● GOAL:
Can you pull out everything from the start of the entries below down to the line containing "The Bowden wire 8 is at (211, 85).", both included, and copy it word for word while leaving out the pictures?

begin DATA FOR THIS EXERCISE

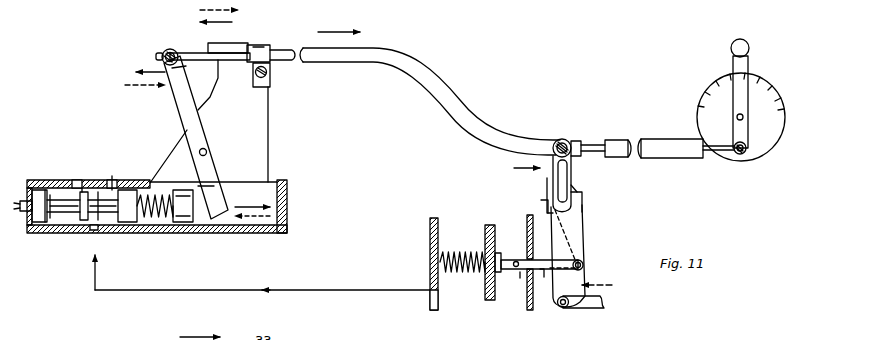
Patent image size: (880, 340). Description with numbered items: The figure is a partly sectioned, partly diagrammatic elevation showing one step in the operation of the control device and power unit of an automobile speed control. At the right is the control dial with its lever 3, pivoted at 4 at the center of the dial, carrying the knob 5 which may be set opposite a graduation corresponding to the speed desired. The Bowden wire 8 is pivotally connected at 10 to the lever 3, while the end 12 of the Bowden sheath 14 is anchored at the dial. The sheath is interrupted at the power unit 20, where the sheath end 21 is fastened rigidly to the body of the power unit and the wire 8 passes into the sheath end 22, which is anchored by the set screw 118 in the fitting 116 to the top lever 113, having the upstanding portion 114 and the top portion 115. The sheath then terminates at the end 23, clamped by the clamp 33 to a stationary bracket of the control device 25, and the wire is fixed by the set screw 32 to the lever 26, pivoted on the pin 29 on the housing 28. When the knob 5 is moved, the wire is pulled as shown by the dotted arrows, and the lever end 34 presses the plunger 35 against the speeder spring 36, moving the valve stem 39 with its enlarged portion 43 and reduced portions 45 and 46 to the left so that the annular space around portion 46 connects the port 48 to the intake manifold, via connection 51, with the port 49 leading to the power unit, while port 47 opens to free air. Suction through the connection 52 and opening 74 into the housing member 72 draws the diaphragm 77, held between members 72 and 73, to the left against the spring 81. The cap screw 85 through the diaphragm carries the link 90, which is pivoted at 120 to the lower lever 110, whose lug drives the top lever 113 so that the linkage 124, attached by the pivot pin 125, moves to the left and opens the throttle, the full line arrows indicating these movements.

The lever 3 is at (748, 80).
The pivot 4 is at (744, 116).
The knob 5 is at (730, 50).
The Bowden wire 8 is at (211, 85).
The pivotal connection 10 is at (742, 158).
The sheath end 12 is at (708, 156).
The Bowden sheath 14 is at (680, 158).
The power unit 20 is at (485, 275).
The sheath end 21 is at (614, 140).
The sheath end 22 is at (588, 138).
The sheath end 23 is at (231, 53).
The control device 25 is at (230, 236).
The lever 26 is at (182, 105).
The control device housing 28 is at (288, 190).
The pin 29 is at (207, 151).
The set screw 32 is at (172, 49).
The clamp 33 is at (258, 45).
The lever end 34 is at (207, 198).
The plunger 35 is at (184, 224).
The speeder spring 36 is at (147, 224).
The valve stem 39 is at (22, 198).
The enlarged portion 43 is at (84, 182).
The reduced diameter portion 45 is at (46, 232).
The reduced diameter portion 46 is at (110, 232).
The port 47 is at (76, 180).
The port 48 is at (117, 182).
The port 49 is at (56, 232).
The connection 51 is at (114, 178).
The connection 52 is at (88, 287).
The housing member 72 is at (430, 240).
The housing member 73 is at (529, 310).
The opening 74 is at (432, 296).
The diaphragm 77 is at (490, 300).
The spring 81 is at (470, 274).
The cap screw 85 is at (503, 258).
The diaphragm link 90 is at (543, 279).
The lower lever 110 is at (584, 240).
The top lever 113 is at (546, 215).
The upstanding portion 114 is at (546, 192).
The top portion 115 is at (573, 173).
The fitting 116 is at (576, 140).
The set screw 118 is at (558, 140).
The pivotal connection 120 is at (585, 262).
The linkage 124 is at (596, 310).
The pivot pin 125 is at (563, 308).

end DATA FOR THIS EXERCISE

● RESPONSE TO THIS EXERCISE:
Patent image size: (880, 340). Description with numbered items: The figure is a partly sectioned, partly diagrammatic elevation showing one step in the operation of the control device and power unit of an automobile speed control. At the right is the control dial with its lever 3, pivoted at 4 at the center of the dial, carrying the knob 5 which may be set opposite a graduation corresponding to the speed desired. The Bowden wire 8 is pivotally connected at 10 to the lever 3, while the end 12 of the Bowden sheath 14 is anchored at the dial. The sheath is interrupted at the power unit 20, where the sheath end 21 is fastened rigidly to the body of the power unit and the wire 8 passes into the sheath end 22, which is anchored by the set screw 118 in the fitting 116 to the top lever 113, having the upstanding portion 114 and the top portion 115. The sheath then terminates at the end 23, clamped by the clamp 33 to a stationary bracket of the control device 25, and the wire is fixed by the set screw 32 to the lever 26, pivoted on the pin 29 on the housing 28. When the knob 5 is moved, the wire is pulled as shown by the dotted arrows, and the lever end 34 presses the plunger 35 against the speeder spring 36, moving the valve stem 39 with its enlarged portion 43 and reduced portions 45 and 46 to the left so that the annular space around portion 46 connects the port 48 to the intake manifold, via connection 51, with the port 49 leading to the power unit, while port 47 opens to free air. Suction through the connection 52 and opening 74 into the housing member 72 draws the diaphragm 77, held between members 72 and 73, to the left against the spring 81. The cap screw 85 through the diaphragm carries the link 90, which is pivoted at 120 to the lower lever 110, whose lug drives the top lever 113 so that the linkage 124, attached by the pivot pin 125, moves to the left and opens the throttle, the full line arrows indicating these movements.

The lever 3 is at (748, 80).
The pivot 4 is at (744, 116).
The knob 5 is at (730, 50).
The Bowden wire 8 is at (211, 85).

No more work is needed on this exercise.